= Recorded data =
┌──

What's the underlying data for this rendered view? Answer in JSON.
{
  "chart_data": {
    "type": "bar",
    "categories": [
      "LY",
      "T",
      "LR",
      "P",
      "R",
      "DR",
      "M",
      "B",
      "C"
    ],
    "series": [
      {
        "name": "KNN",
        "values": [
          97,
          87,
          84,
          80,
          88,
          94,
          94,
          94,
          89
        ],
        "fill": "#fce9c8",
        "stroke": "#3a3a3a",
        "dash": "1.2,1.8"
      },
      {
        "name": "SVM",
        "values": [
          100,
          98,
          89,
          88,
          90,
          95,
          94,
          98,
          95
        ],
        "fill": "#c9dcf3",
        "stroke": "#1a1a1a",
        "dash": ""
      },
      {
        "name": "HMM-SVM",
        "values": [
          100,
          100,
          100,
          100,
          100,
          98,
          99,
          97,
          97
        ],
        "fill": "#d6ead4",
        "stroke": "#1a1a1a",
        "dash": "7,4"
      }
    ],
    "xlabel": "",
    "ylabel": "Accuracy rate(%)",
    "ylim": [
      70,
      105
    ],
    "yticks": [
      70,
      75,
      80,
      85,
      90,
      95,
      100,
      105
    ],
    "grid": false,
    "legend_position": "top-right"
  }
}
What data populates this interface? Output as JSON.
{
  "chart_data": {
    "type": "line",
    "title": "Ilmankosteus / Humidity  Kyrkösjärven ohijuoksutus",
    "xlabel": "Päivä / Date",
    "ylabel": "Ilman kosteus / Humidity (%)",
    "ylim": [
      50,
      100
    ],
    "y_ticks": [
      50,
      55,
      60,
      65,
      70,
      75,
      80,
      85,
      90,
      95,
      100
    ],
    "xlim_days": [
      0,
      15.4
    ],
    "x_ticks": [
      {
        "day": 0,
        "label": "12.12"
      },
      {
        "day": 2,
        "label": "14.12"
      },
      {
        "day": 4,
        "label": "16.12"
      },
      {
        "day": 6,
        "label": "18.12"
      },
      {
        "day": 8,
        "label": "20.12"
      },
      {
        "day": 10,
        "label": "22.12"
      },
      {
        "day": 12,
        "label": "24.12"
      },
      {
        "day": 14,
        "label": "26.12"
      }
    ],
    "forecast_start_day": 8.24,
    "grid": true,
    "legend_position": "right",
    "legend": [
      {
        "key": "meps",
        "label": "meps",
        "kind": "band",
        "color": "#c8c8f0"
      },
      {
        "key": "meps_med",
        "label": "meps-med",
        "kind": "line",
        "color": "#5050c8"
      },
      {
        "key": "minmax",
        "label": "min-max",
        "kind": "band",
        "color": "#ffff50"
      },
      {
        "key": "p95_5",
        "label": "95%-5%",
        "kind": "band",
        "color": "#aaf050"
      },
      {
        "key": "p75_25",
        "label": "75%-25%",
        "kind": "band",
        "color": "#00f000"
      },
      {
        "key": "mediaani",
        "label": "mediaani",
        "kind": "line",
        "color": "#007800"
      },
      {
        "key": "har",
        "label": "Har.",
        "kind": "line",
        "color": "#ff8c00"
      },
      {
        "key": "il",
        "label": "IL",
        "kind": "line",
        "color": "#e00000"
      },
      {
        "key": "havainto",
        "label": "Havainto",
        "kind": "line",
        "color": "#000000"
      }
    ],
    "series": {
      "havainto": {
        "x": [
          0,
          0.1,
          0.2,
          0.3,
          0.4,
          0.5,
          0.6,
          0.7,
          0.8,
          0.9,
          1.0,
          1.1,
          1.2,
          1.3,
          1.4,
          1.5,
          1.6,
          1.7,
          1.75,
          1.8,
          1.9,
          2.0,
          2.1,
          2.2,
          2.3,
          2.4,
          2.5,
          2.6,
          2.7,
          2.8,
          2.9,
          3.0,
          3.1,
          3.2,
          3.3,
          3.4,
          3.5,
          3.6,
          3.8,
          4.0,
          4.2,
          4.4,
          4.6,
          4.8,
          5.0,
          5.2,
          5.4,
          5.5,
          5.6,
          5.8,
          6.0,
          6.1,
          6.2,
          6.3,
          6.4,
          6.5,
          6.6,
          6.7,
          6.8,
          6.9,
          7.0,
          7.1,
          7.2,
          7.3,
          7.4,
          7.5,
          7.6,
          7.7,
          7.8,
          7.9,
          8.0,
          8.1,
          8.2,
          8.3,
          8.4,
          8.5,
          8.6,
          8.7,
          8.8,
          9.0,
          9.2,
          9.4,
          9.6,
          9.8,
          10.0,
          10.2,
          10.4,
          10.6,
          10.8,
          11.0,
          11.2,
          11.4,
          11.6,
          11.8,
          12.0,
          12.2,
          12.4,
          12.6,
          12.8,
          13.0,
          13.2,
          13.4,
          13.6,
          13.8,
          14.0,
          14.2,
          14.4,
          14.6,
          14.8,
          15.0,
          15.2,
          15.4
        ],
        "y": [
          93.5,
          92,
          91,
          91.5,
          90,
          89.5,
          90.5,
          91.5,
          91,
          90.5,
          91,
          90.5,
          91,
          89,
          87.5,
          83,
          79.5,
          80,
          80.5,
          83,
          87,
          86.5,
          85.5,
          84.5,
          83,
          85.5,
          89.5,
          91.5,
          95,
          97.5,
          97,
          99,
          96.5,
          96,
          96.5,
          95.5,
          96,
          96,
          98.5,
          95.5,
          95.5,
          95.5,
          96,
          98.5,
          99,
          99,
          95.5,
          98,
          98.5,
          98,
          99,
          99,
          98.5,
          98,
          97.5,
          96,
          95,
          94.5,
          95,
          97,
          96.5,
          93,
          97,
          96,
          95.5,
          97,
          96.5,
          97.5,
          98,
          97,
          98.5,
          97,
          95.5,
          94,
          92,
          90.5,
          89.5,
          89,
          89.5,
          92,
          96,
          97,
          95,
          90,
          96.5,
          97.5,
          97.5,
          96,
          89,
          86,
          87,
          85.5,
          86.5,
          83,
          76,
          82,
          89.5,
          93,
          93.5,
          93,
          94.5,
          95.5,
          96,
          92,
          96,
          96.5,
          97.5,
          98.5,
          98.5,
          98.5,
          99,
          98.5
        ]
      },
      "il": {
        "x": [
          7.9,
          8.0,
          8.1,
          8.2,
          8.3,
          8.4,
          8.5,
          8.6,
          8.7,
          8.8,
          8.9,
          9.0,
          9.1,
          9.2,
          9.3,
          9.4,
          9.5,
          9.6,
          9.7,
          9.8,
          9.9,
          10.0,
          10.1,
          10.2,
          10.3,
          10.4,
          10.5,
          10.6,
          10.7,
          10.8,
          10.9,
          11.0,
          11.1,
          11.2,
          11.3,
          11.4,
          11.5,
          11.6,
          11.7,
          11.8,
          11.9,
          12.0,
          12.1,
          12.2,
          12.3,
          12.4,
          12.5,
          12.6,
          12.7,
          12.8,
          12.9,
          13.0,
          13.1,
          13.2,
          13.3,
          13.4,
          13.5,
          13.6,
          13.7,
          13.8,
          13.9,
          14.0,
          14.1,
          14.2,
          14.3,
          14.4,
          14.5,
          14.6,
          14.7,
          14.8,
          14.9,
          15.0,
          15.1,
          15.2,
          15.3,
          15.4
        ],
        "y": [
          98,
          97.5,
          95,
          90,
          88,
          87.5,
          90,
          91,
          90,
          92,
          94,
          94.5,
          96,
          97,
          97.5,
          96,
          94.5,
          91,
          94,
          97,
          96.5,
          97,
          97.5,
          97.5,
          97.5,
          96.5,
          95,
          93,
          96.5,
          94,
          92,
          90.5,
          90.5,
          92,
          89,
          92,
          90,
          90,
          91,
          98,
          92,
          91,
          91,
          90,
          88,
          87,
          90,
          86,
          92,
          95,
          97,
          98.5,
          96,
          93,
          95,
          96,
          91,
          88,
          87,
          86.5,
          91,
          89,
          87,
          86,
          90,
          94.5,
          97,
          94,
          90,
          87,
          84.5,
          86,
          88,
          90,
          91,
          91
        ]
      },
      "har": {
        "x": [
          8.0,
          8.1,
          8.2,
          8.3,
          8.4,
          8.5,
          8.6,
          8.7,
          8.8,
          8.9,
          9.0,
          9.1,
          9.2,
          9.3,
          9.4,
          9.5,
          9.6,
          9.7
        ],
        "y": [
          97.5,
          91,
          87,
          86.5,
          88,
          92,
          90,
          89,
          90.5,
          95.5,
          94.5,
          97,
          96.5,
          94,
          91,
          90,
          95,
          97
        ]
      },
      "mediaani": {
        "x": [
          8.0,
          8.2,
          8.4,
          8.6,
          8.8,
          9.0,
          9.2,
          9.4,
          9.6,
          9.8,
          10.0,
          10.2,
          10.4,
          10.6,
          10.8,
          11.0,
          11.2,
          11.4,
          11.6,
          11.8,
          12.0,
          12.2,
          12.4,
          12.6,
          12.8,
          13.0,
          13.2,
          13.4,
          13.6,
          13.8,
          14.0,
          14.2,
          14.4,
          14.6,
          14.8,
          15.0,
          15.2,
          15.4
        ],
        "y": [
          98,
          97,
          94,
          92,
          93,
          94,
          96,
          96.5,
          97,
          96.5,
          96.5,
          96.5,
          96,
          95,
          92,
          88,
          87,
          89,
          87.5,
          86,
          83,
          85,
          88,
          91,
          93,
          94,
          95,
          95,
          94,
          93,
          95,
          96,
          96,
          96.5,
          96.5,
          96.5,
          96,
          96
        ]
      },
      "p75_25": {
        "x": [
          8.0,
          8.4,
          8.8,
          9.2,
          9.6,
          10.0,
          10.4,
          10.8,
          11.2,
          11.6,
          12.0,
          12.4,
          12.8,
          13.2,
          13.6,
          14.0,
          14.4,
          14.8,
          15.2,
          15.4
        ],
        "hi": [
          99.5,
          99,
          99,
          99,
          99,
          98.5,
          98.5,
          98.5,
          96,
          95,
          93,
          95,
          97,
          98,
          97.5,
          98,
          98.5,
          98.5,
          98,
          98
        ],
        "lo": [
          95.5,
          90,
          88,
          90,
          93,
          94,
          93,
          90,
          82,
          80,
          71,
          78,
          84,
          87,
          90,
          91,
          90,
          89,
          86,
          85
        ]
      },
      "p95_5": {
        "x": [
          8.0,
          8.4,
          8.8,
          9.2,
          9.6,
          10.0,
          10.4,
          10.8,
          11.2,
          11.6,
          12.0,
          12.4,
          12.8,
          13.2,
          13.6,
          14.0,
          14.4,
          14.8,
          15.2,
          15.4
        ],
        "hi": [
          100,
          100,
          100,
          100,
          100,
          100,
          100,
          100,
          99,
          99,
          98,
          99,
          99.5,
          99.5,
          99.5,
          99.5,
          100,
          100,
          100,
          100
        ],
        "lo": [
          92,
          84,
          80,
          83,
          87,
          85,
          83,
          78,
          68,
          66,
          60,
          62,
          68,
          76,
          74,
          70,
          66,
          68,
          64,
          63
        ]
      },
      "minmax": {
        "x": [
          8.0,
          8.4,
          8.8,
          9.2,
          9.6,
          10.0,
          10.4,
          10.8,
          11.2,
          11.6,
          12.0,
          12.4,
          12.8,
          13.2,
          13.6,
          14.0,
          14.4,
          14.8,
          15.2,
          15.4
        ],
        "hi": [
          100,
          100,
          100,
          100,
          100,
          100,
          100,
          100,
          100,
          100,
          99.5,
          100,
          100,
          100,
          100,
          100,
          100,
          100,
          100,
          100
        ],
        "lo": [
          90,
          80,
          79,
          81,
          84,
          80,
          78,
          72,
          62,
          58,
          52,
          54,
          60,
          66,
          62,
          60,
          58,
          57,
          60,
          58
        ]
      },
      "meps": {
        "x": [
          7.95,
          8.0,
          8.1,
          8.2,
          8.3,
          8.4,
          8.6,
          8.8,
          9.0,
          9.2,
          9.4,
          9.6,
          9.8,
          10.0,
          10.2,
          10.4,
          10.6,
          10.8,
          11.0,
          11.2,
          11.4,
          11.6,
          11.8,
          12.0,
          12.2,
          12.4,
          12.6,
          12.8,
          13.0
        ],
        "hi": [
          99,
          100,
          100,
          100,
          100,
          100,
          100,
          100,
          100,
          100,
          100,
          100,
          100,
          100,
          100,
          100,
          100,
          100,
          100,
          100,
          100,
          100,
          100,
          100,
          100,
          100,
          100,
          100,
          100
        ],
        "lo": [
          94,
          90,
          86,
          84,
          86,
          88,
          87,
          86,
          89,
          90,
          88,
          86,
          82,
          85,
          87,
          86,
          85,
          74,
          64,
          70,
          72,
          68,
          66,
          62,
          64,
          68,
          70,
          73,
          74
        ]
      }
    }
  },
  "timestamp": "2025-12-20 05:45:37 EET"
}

└──

Which lines hold the word "mediaani"? Copy all of them.

= TASK ANSWER =
        "key": "mediaani",
        "label": "mediaani",
      "mediaani": {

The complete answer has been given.